Data ::
################
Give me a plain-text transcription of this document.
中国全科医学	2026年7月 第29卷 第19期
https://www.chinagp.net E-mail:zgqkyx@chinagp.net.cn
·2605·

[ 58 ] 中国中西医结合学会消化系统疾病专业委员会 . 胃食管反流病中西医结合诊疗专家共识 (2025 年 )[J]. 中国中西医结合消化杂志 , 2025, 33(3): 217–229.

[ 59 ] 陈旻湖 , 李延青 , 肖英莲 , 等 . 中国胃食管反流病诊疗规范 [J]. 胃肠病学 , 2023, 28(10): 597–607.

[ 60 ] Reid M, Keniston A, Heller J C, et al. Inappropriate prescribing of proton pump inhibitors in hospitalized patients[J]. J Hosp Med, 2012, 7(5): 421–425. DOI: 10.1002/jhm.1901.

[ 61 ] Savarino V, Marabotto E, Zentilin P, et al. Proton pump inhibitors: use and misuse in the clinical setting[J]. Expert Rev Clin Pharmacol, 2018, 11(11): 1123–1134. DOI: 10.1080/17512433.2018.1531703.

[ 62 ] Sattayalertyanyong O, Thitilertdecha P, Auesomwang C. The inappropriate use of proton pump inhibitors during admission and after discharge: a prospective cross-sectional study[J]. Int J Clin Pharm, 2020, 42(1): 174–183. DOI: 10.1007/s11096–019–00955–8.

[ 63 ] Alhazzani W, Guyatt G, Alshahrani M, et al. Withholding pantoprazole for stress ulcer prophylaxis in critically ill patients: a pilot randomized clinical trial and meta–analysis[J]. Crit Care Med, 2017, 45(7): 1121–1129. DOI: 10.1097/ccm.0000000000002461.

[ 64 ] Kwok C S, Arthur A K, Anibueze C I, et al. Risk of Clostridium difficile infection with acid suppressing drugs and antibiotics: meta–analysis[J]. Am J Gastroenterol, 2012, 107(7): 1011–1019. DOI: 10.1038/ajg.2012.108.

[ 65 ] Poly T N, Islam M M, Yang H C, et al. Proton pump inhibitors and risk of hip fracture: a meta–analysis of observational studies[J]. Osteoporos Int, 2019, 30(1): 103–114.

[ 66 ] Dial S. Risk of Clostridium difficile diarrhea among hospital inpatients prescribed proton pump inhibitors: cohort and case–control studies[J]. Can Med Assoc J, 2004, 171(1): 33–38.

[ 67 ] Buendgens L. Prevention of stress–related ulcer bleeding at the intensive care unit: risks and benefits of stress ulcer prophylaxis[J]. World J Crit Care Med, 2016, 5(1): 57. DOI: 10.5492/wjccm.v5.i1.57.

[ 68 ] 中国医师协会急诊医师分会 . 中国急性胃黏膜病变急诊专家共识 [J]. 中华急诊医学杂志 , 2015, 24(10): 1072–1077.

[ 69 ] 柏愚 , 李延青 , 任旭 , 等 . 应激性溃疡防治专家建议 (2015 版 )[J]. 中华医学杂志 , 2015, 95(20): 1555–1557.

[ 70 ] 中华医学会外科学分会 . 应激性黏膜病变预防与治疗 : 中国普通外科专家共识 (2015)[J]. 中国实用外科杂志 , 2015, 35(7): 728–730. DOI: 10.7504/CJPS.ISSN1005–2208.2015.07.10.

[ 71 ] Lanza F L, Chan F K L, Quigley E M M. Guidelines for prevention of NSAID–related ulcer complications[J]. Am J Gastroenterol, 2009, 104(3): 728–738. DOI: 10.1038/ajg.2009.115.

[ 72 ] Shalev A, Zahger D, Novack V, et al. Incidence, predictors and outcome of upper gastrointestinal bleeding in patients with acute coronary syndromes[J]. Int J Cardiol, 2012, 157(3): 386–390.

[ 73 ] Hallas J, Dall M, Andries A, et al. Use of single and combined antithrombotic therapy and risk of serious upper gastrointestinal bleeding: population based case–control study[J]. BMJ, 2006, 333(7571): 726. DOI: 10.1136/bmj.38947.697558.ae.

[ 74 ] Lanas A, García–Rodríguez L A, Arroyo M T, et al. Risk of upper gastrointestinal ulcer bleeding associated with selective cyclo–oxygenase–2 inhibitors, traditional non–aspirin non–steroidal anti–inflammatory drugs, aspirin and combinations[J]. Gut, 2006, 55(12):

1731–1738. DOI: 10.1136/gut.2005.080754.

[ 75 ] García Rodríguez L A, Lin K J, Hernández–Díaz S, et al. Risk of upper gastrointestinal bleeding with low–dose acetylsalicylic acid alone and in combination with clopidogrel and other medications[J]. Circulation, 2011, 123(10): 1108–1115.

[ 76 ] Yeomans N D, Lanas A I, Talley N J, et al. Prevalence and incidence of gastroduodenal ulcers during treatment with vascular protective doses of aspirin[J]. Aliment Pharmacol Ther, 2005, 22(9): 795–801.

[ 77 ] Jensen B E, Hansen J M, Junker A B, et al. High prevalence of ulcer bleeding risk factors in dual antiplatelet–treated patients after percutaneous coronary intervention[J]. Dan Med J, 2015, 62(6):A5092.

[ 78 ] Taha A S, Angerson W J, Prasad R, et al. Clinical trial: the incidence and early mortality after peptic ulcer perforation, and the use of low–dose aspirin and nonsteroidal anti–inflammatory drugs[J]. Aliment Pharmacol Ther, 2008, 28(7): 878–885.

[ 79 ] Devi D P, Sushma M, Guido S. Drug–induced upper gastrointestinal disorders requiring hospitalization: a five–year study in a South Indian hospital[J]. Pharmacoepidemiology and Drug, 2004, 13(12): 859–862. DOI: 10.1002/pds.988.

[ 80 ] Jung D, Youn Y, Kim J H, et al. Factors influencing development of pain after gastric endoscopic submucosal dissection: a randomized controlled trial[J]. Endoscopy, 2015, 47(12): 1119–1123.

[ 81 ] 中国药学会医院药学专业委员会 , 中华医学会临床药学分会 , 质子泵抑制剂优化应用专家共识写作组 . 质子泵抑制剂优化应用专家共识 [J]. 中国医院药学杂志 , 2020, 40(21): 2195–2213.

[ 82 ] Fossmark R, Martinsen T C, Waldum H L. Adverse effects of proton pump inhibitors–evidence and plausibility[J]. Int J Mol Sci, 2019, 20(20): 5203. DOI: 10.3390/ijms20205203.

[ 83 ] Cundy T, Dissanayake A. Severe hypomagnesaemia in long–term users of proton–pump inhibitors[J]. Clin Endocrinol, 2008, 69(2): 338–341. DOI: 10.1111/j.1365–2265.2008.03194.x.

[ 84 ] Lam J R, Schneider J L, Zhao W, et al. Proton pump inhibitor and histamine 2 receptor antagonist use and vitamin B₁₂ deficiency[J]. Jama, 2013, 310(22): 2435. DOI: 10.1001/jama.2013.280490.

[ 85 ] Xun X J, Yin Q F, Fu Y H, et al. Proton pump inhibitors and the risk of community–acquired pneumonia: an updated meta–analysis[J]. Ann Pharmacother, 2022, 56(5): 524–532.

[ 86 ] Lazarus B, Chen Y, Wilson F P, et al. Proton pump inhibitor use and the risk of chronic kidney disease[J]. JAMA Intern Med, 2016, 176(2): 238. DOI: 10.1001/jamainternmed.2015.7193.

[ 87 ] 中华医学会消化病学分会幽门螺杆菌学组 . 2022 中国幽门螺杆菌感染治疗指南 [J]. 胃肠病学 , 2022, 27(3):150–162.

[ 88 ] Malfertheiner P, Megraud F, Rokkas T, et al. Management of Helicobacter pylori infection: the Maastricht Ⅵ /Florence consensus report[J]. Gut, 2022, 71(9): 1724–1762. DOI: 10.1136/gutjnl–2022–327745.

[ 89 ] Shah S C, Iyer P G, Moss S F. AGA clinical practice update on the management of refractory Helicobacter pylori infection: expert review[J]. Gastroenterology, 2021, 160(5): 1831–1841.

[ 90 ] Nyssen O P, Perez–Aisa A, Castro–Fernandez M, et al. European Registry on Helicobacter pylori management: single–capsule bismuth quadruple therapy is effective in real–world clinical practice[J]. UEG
################
What this task involves :: For the word "胃肠病学", say how many lines of the listing contain it; give the number alone.

Finished task :: 2